→ **Exercise objective**: Below are some records; reproduce every one of them exactly.

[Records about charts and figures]

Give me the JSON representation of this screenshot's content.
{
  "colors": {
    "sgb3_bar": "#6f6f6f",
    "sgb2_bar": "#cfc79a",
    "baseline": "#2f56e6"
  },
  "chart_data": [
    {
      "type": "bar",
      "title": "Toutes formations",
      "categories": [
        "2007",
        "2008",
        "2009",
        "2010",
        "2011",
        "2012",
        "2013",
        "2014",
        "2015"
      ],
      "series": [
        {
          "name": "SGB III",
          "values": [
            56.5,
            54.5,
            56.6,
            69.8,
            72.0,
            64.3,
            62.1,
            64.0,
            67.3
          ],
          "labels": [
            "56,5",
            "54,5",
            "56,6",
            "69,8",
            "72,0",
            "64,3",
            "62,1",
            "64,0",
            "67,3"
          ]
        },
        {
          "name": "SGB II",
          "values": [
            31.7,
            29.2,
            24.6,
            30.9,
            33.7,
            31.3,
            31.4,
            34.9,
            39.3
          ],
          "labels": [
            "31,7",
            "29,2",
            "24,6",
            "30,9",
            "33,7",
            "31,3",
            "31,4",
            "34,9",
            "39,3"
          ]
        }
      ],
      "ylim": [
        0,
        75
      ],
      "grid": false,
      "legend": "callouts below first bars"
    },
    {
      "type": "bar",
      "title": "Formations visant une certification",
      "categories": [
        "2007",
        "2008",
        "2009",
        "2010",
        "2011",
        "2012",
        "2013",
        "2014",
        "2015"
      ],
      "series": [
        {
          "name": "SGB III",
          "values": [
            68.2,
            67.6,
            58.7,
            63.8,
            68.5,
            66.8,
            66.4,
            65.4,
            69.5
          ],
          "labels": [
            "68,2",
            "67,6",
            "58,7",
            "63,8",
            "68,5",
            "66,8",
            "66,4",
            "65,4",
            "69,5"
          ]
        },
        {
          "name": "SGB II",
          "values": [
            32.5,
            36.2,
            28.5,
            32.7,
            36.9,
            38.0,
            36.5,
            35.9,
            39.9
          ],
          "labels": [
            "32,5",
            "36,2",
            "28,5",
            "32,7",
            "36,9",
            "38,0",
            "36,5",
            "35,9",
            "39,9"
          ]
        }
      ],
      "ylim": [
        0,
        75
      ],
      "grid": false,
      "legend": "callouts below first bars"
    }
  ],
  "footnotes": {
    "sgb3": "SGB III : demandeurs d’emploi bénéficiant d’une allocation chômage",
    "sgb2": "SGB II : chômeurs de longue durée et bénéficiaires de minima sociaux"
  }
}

→ **Solution for this task**:
Give me the JSON representation of this screenshot's content.
{
  "colors": {
    "sgb3_bar": "#6f6f6f",
    "sgb2_bar": "#cfc79a",
    "baseline": "#2f56e6"
  },
  "chart_data": [
    {
      "type": "bar",
      "title": "Toutes formations",
      "categories": [
        "2007",
        "2008",
        "2009",
        "2010",
        "2011",
        "2012",
        "2013",
        "2014",
        "2015"
      ],
      "series": [
        {
          "name": "SGB III",
          "values": [
            56.5,
            54.5,
            56.6,
            69.8,
            72.0,
            64.3,
            62.1,
            64.0,
            67.3
          ],
          "labels": [
            "56,5",
            "54,5",
            "56,6",
            "69,8",
            "72,0",
            "64,3",
            "62,1",
            "64,0",
            "67,3"
          ]
        },
        {
          "name": "SGB II",
          "values": [
            31.7,
            29.2,
            24.6,
            30.9,
            33.7,
            31.3,
            31.4,
            34.9,
            39.3
          ],
          "labels": [
            "31,7",
            "29,2",
            "24,6",
            "30,9",
            "33,7",
            "31,3",
            "31,4",
            "34,9",
            "39,3"
          ]
        }
      ],
      "ylim": [
        0,
        75
      ],
      "grid": false,
      "legend": "callouts below first bars"
    },
    {
      "type": "bar",
      "title": "Formations visant une certification",
      "categories": [
        "2007",
        "2008",
        "2009",
        "2010",
        "2011",
        "2012",
        "2013",
        "2014",
        "2015"
      ],
      "series": [
        {
          "name": "SGB III",
          "values": [
            68.2,
            67.6,
            58.7,
            63.8,
            68.5,
            66.8,
            66.4,
            65.4,
            69.5
          ],
          "labels": [
            "68,2",
            "67,6",
            "58,7",
            "63,8",
            "68,5",
            "66,8",
            "66,4",
            "65,4",
            "69,5"
          ]
        },
        {
          "name": "SGB II",
          "values": [
            32.5,
            36.2,
            28.5,
            32.7,
            36.9,
            38.0,
            36.5,
            35.9,
            39.9
          ],
          "labels": [
            "32,5",
            "36,2",
            "28,5",
            "32,7",
            "36,9",
            "38,0",
            "36,5",
            "35,9",
            "39,9"
          ]
        }
      ],
      "ylim": [
        0,
        75
      ],
      "grid": false,
      "legend": "callouts below first bars"
    }
  ],
  "footnotes": {
    "sgb3": "SGB III : demandeurs d’emploi bénéficiant d’une allocation chômage",
    "sgb2": "SGB II : chômeurs de longue durée et bénéficiaires de minima sociaux"
  }
}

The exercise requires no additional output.